■ **GIVEN PROBLEM**
Print all records exactly, leaving nothing out.

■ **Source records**
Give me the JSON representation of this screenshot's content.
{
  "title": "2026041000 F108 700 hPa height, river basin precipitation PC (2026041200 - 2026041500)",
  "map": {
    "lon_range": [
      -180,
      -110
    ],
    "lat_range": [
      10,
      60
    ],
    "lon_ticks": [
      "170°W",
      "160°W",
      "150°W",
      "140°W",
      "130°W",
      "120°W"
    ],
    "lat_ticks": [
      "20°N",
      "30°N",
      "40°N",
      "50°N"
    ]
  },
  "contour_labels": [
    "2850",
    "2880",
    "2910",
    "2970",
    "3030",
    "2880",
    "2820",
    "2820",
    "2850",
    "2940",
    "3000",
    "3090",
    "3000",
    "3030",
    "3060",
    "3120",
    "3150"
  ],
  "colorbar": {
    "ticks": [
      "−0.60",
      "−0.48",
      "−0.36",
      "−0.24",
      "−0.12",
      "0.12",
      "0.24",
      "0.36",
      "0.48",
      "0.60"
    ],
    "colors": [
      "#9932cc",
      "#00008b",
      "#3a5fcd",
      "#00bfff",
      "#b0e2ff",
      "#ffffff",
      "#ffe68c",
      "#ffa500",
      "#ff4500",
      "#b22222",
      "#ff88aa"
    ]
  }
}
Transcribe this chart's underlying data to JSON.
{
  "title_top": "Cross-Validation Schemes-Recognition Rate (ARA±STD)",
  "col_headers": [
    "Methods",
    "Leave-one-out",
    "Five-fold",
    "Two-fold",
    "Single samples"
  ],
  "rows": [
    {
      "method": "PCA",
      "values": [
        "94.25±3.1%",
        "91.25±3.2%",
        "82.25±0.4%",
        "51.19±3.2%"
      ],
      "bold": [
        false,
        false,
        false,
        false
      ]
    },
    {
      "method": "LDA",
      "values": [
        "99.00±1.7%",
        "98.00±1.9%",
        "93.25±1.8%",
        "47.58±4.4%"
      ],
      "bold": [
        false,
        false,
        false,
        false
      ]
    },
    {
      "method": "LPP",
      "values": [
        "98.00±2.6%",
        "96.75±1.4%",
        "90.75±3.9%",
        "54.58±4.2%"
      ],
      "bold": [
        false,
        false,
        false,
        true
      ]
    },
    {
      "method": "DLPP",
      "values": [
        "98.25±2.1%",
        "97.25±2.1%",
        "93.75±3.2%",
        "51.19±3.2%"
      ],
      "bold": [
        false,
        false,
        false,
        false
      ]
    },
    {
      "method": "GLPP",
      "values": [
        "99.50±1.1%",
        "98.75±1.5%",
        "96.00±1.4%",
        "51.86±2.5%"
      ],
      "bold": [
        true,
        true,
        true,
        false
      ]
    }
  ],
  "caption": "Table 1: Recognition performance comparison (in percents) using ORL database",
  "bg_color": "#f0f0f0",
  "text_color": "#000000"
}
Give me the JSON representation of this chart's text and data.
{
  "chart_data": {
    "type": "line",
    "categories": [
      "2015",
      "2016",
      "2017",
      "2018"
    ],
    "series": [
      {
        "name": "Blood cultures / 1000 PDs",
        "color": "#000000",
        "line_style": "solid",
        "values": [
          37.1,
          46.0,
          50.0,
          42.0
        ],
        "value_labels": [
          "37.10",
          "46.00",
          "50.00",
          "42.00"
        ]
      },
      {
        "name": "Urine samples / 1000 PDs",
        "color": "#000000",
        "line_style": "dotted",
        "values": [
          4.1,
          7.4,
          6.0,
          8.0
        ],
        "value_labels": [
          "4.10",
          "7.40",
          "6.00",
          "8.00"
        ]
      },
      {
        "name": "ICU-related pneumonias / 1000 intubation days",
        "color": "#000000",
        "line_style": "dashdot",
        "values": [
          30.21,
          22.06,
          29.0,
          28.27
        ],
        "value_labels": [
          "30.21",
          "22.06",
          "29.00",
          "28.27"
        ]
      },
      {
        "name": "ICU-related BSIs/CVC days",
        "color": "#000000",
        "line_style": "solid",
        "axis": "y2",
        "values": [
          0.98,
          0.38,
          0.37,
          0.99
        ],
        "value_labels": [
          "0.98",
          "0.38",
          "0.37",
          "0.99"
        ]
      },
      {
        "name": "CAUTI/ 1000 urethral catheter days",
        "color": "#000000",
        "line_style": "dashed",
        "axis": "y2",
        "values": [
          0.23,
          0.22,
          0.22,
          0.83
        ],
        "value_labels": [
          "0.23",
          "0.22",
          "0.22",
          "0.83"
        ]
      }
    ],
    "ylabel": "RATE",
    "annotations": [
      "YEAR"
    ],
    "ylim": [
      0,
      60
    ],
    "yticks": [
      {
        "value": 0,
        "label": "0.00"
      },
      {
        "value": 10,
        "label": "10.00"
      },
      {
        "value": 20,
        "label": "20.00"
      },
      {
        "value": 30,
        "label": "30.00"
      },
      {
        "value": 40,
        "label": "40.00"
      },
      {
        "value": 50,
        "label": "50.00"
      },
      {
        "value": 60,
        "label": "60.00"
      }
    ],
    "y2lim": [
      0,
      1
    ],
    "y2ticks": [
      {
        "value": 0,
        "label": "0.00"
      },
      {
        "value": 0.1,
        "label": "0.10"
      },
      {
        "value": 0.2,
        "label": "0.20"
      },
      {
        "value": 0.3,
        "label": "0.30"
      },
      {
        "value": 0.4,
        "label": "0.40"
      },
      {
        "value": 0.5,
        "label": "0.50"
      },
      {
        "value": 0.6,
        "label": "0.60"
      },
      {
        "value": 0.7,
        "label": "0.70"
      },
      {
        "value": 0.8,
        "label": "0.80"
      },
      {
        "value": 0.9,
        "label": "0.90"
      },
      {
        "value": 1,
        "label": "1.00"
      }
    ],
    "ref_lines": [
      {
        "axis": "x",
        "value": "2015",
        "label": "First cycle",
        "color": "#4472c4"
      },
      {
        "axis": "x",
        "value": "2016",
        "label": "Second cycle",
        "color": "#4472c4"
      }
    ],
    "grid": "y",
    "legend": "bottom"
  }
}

■ **RESPONSE**
Give me the JSON representation of this screenshot's content.
{
  "title": "2026041000 F108 700 hPa height, river basin precipitation PC (2026041200 - 2026041500)",
  "map": {
    "lon_range": [
      -180,
      -110
    ],
    "lat_range": [
      10,
      60
    ],
    "lon_ticks": [
      "170°W",
      "160°W",
      "150°W",
      "140°W",
      "130°W",
      "120°W"
    ],
    "lat_ticks": [
      "20°N",
      "30°N",
      "40°N",
      "50°N"
    ]
  },
  "contour_labels": [
    "2850",
    "2880",
    "2910",
    "2970",
    "3030",
    "2880",
    "2820",
    "2820",
    "2850",
    "2940",
    "3000",
    "3090",
    "3000",
    "3030",
    "3060",
    "3120",
    "3150"
  ],
  "colorbar": {
    "ticks": [
      "−0.60",
      "−0.48",
      "−0.36",
      "−0.24",
      "−0.12",
      "0.12",
      "0.24",
      "0.36",
      "0.48",
      "0.60"
    ],
    "colors": [
      "#9932cc",
      "#00008b",
      "#3a5fcd",
      "#00bfff",
      "#b0e2ff",
      "#ffffff",
      "#ffe68c",
      "#ffa500",
      "#ff4500",
      "#b22222",
      "#ff88aa"
    ]
  }
}
Transcribe this chart's underlying data to JSON.
{
  "title_top": "Cross-Validation Schemes-Recognition Rate (ARA±STD)",
  "col_headers": [
    "Methods",
    "Leave-one-out",
    "Five-fold",
    "Two-fold",
    "Single samples"
  ],
  "rows": [
    {
      "method": "PCA",
      "values": [
        "94.25±3.1%",
        "91.25±3.2%",
        "82.25±0.4%",
        "51.19±3.2%"
      ],
      "bold": [
        false,
        false,
        false,
        false
      ]
    },
    {
      "method": "LDA",
      "values": [
        "99.00±1.7%",
        "98.00±1.9%",
        "93.25±1.8%",
        "47.58±4.4%"
      ],
      "bold": [
        false,
        false,
        false,
        false
      ]
    },
    {
      "method": "LPP",
      "values": [
        "98.00±2.6%",
        "96.75±1.4%",
        "90.75±3.9%",
        "54.58±4.2%"
      ],
      "bold": [
        false,
        false,
        false,
        true
      ]
    },
    {
      "method": "DLPP",
      "values": [
        "98.25±2.1%",
        "97.25±2.1%",
        "93.75±3.2%",
        "51.19±3.2%"
      ],
      "bold": [
        false,
        false,
        false,
        false
      ]
    },
    {
      "method": "GLPP",
      "values": [
        "99.50±1.1%",
        "98.75±1.5%",
        "96.00±1.4%",
        "51.86±2.5%"
      ],
      "bold": [
        true,
        true,
        true,
        false
      ]
    }
  ],
  "caption": "Table 1: Recognition performance comparison (in percents) using ORL database",
  "bg_color": "#f0f0f0",
  "text_color": "#000000"
}
Give me the JSON representation of this chart's text and data.
{
  "chart_data": {
    "type": "line",
    "categories": [
      "2015",
      "2016",
      "2017",
      "2018"
    ],
    "series": [
      {
        "name": "Blood cultures / 1000 PDs",
        "color": "#000000",
        "line_style": "solid",
        "values": [
          37.1,
          46.0,
          50.0,
          42.0
        ],
        "value_labels": [
          "37.10",
          "46.00",
          "50.00",
          "42.00"
        ]
      },
      {
        "name": "Urine samples / 1000 PDs",
        "color": "#000000",
        "line_style": "dotted",
        "values": [
          4.1,
          7.4,
          6.0,
          8.0
        ],
        "value_labels": [
          "4.10",
          "7.40",
          "6.00",
          "8.00"
        ]
      },
      {
        "name": "ICU-related pneumonias / 1000 intubation days",
        "color": "#000000",
        "line_style": "dashdot",
        "values": [
          30.21,
          22.06,
          29.0,
          28.27
        ],
        "value_labels": [
          "30.21",
          "22.06",
          "29.00",
          "28.27"
        ]
      },
      {
        "name": "ICU-related BSIs/CVC days",
        "color": "#000000",
        "line_style": "solid",
        "axis": "y2",
        "values": [
          0.98,
          0.38,
          0.37,
          0.99
        ],
        "value_labels": [
          "0.98",
          "0.38",
          "0.37",
          "0.99"
        ]
      },
      {
        "name": "CAUTI/ 1000 urethral catheter days",
        "color": "#000000",
        "line_style": "dashed",
        "axis": "y2",
        "values": [
          0.23,
          0.22,
          0.22,
          0.83
        ],
        "value_labels": [
          "0.23",
          "0.22",
          "0.22",
          "0.83"
        ]
      }
    ],
    "ylabel": "RATE",
    "annotations": [
      "YEAR"
    ],
    "ylim": [
      0,
      60
    ],
    "yticks": [
      {
        "value": 0,
        "label": "0.00"
      },
      {
        "value": 10,
        "label": "10.00"
      },
      {
        "value": 20,
        "label": "20.00"
      },
      {
        "value": 30,
        "label": "30.00"
      },
      {
        "value": 40,
        "label": "40.00"
      },
      {
        "value": 50,
        "label": "50.00"
      },
      {
        "value": 60,
        "label": "60.00"
      }
    ],
    "y2lim": [
      0,
      1
    ],
    "y2ticks": [
      {
        "value": 0,
        "label": "0.00"
      },
      {
        "value": 0.1,
        "label": "0.10"
      },
      {
        "value": 0.2,
        "label": "0.20"
      },
      {
        "value": 0.3,
        "label": "0.30"
      },
      {
        "value": 0.4,
        "label": "0.40"
      },
      {
        "value": 0.5,
        "label": "0.50"
      },
      {
        "value": 0.6,
        "label": "0.60"
      },
      {
        "value": 0.7,
        "label": "0.70"
      },
      {
        "value": 0.8,
        "label": "0.80"
      },
      {
        "value": 0.9,
        "label": "0.90"
      },
      {
        "value": 1,
        "label": "1.00"
      }
    ],
    "ref_lines": [
      {
        "axis": "x",
        "value": "2015",
        "label": "First cycle",
        "color": "#4472c4"
      },
      {
        "axis": "x",
        "value": "2016",
        "label": "Second cycle",
        "color": "#4472c4"
      }
    ],
    "grid": "y",
    "legend": "bottom"
  }
}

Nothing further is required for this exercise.